**Exercise brief:** Starting from the first line below, count every line holding the word "have", then state the total alone.

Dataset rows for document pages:

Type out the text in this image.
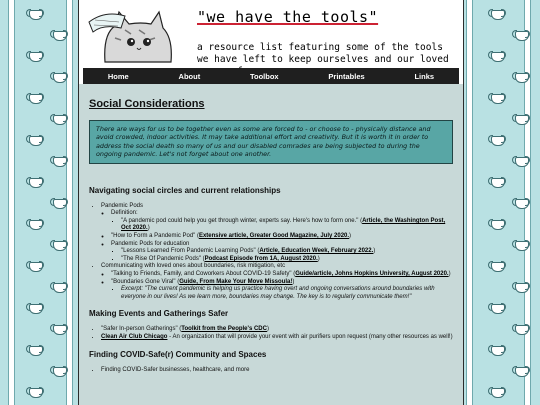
"we have the tools"
a resource list featuring some of the tools we have left to keep ourselves and our loved
Home	About	Toolbox	Printables	Links
Social Considerations
There are ways for us to be together even as some are forced to - or choose to - physically distance and avoid crowded, indoor activities. It may take additional effort and creativity. But it is worth it in order to address the social death so many of us and our disabled comrades are being subjected to during the ongoing pandemic. Let's not forget about one another.
Navigating social circles and current relationships
• Pandemic Pods
◦ Definition:
▪ "A pandemic pod could help you get through winter, experts say. Here's how to form one." (Article, the Washington Post, Oct 2020.)
◦ "How to Form a Pandemic Pod" (Extensive article, Greater Good Magazine, July 2020.)
◦ Pandemic Pods for education
▪ "Lessons Learned From Pandemic Learning Pods" (Article, Education Week, February 2022.)
▪ "The Rise Of Pandemic Pods" (Podcast Episode from 1A, August 2020.)
• Communicating with loved ones about boundaries, risk mitigation, etc
◦ "Talking to Friends, Family, and Coworkers About COVID-19 Safety" (Guide/article, Johns Hopkins University, August 2020.)
◦ "Boundaries Gone Viral" (Guide, From Make Your Move Missoula!)
▪ Excerpt: "The current pandemic is helping us practice having overt and ongoing conversations around boundaries with everyone in our lives! As we learn more, boundaries may change. The key is to regularly communicate them!"
Making Events and Gatherings Safer
• "Safer In-person Gatherings" (Toolkit from the People's CDC)
• Clean Air Club Chicago - An organization that will provide your event with air purifiers upon request (many other resources as well!)
Finding COVID-Safe(r) Community and Spaces
• Finding COVID-Safer businesses, healthcare, and more
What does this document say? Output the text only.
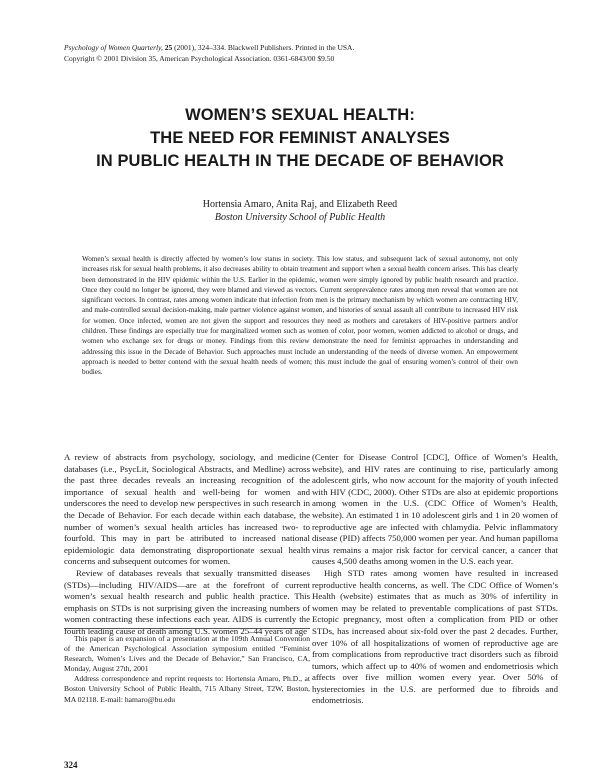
Psychology of Women Quarterly, 25 (2001), 324–334. Blackwell Publishers. Printed in the USA.
Copyright © 2001 Division 35, American Psychological Association. 0361-6843/00 $9.50
WOMEN’S SEXUAL HEALTH:
THE NEED FOR FEMINIST ANALYSES
IN PUBLIC HEALTH IN THE DECADE OF BEHAVIOR
Hortensia Amaro, Anita Raj, and Elizabeth Reed
Boston University School of Public Health
Women’s sexual health is directly affected by women’s low status in society. This low status, and subsequent lack of sexual autonomy, not only increases risk for sexual health problems, it also decreases ability to obtain treatment and support when a sexual health concern arises. This has clearly been demonstrated in the HIV epidemic within the U.S. Earlier in the epidemic, women were simply ignored by public health research and practice. Once they could no longer be ignored, they were blamed and viewed as vectors. Current seroprevalence rates among men reveal that women are not significant vectors. In contrast, rates among women indicate that infection from men is the primary mechanism by which women are contracting HIV, and male-controlled sexual decision-making, male partner violence against women, and histories of sexual assault all contribute to increased HIV risk for women. Once infected, women are not given the support and resources they need as mothers and caretakers of HIV-positive partners and/or children. These findings are especially true for marginalized women such as women of color, poor women, women addicted to alcohol or drugs, and women who exchange sex for drugs or money. Findings from this review demonstrate the need for feminist approaches in understanding and addressing this issue in the Decade of Behavior. Such approaches must include an understanding of the needs of diverse women. An empowerment approach is needed to better contend with the sexual health needs of women; this must include the goal of ensuring women’s control of their own bodies.

A review of abstracts from psychology, sociology, and medicine databases (i.e., PsycLit, Sociological Abstracts, and Medline) across the past three decades reveals an increasing recognition of the importance of sexual health and well-being for women and underscores the need to develop new perspectives in such research in the Decade of Behavior. For each decade within each database, the number of women’s sexual health articles has increased two- to fourfold. This may in part be attributed to increased national epidemiologic data demonstrating disproportionate sexual health concerns and subsequent outcomes for women.

Review of databases reveals that sexually transmitted diseases (STDs)—including HIV/AIDS—are at the forefront of current women’s sexual health research and public health practice. This emphasis on STDs is not surprising given the increasing numbers of women contracting these infections each year. AIDS is currently the fourth leading cause of death among U.S. women 25–44 years of age

(Center for Disease Control [CDC], Office of Women’s Health, website), and HIV rates are continuing to rise, particularly among adolescent girls, who now account for the majority of youth infected with HIV (CDC, 2000). Other STDs are also at epidemic proportions among women in the U.S. (CDC Office of Women’s Health, website). An estimated 1 in 10 adolescent girls and 1 in 20 women of reproductive age are infected with chlamydia. Pelvic inflammatory disease (PID) affects 750,000 women per year. And human papilloma virus remains a major risk factor for cervical cancer, a cancer that causes 4,500 deaths among women in the U.S. each year.

High STD rates among women have resulted in increased reproductive health concerns, as well. The CDC Office of Women’s Health (website) estimates that as much as 30% of infertility in women may be related to preventable complications of past STDs. Ectopic pregnancy, most often a complication from PID or other STDs, has increased about six-fold over the past 2 decades. Further, over 10% of all hospitalizations of women of reproductive age are from complications from reproductive tract disorders such as fibroid tumors, which affect up to 40% of women and endometriosis which affects over five million women every year. Over 50% of hysterectomies in the U.S. are performed due to fibroids and endometriosis.

This paper is an expansion of a presentation at the 109th Annual Convention of the American Psychological Association symposium entitled “Feminist Research, Women’s Lives and the Decade of Behavior,” San Francisco, CA, Monday, August 27th, 2001

Address correspondence and reprint requests to: Hortensia Amaro, Ph.D., at Boston University School of Public Health, 715 Albany Street, T2W, Boston, MA 02118. E-mail: hamaro@bu.edu

324
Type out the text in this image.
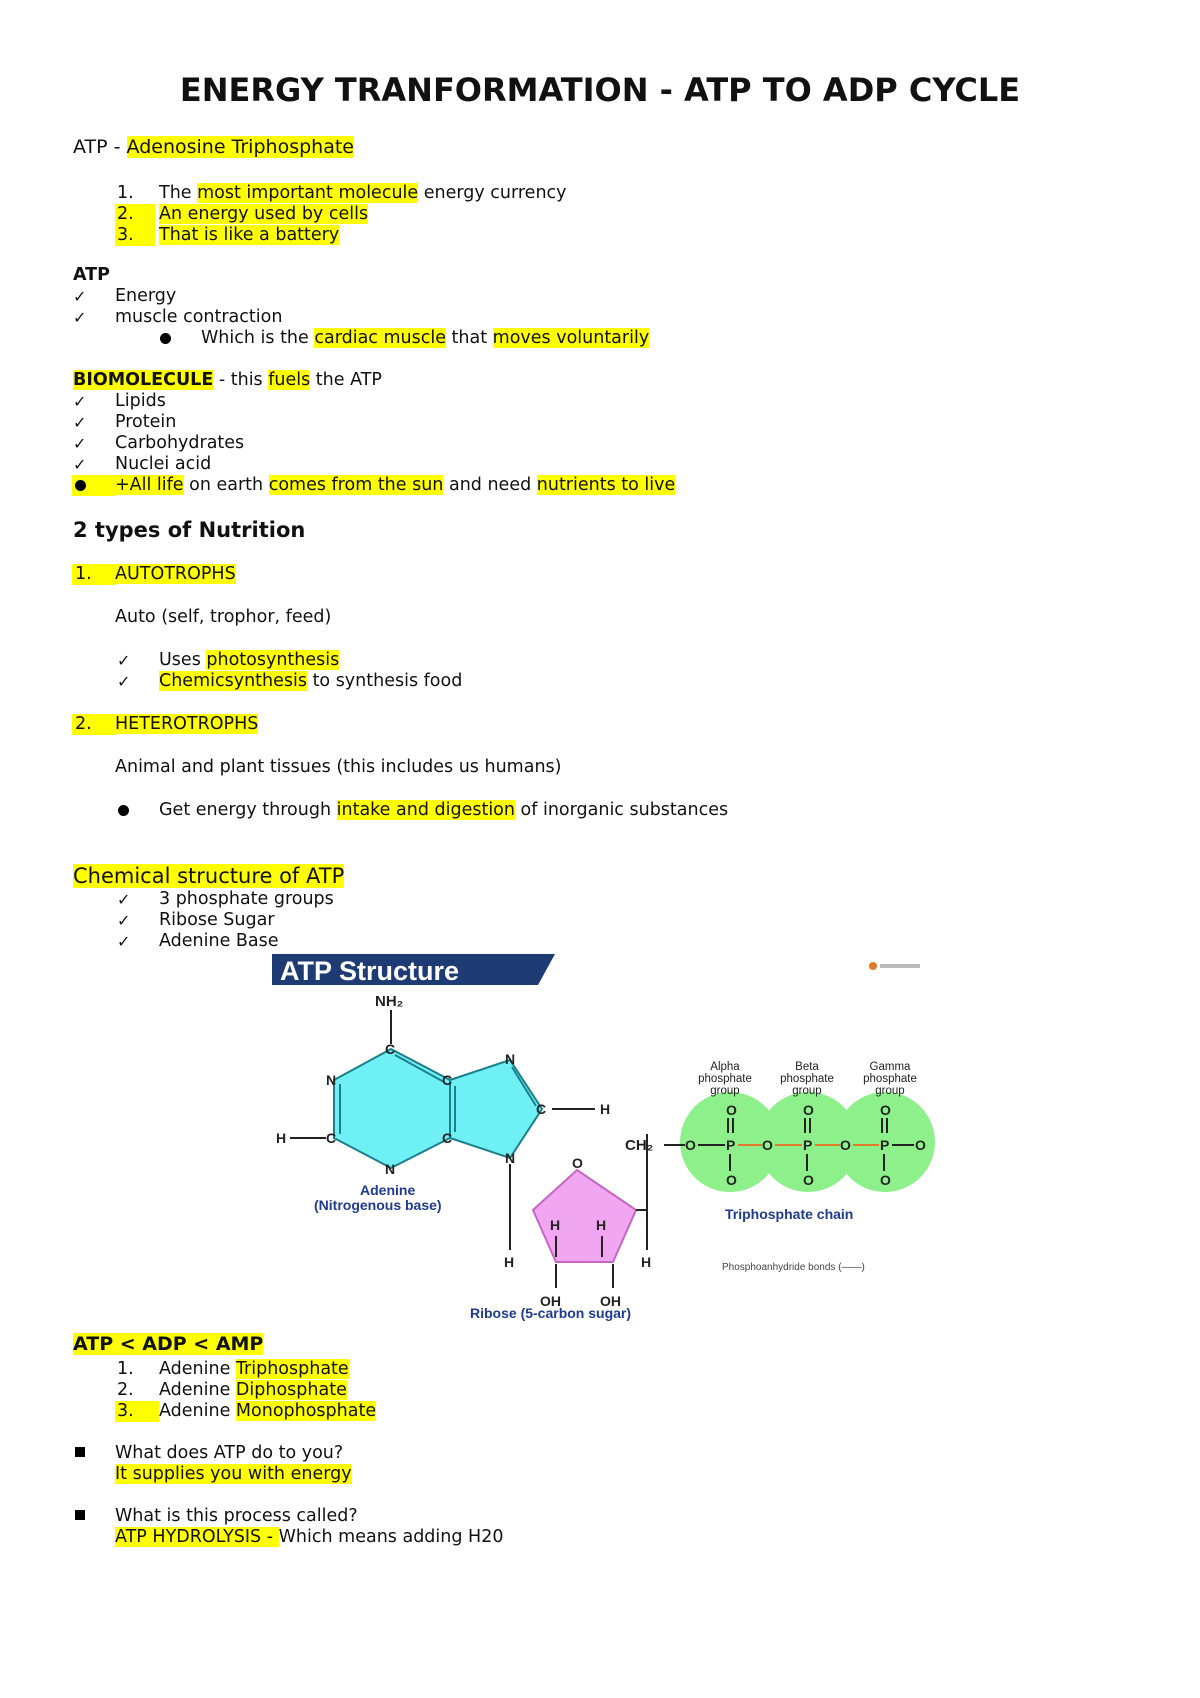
ENERGY TRANFORMATION - ATP TO ADP CYCLE
ATP - Adenosine Triphosphate
1.
2.
3.
The most important molecule energy currency
An energy used by cells
That is like a battery
ATP
✓ Energy
✓ muscle contraction
Which is the cardiac muscle that moves voluntarily
BIOMOLECULE - this fuels the ATP
✓ Lipids
✓ Protein
✓ Carbohydrates
✓ Nuclei acid
+All life on earth comes from the sun and need nutrients to live
2 types of Nutrition
1. AUTOTROPHS
Auto (self, trophor, feed)
✓ Uses photosynthesis
✓ Chemicsynthesis to synthesis food
2. HETEROTROPHS
Animal and plant tissues (this includes us humans)
Get energy through intake and digestion of inorganic substances
Chemical structure of ATP
✓ 3 phosphate groups
✓ Ribose Sugar
✓ Adenine Base
ATP Structure
NH₂
C
C
C
C
N
N
N
C
N
H
H
Adenine
(Nitrogenous base)
H
O
H	H
OH	OH
H
Ribose (5-carbon sugar)
CH₂ O P O P O P O
O
O
O
O
O
O
Alpha
phosphate
group
Beta
phosphate
group
Gamma
phosphate
group
Triphosphate chain
Phosphoanhydride bonds (——)
ATP < ADP < AMP
1. Adenine Triphosphate
2. Adenine Diphosphate
3. Adenine Monophosphate
What does ATP do to you?
It supplies you with energy
What is this process called?
ATP HYDROLYSIS - Which means adding H20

**Answer below:** 3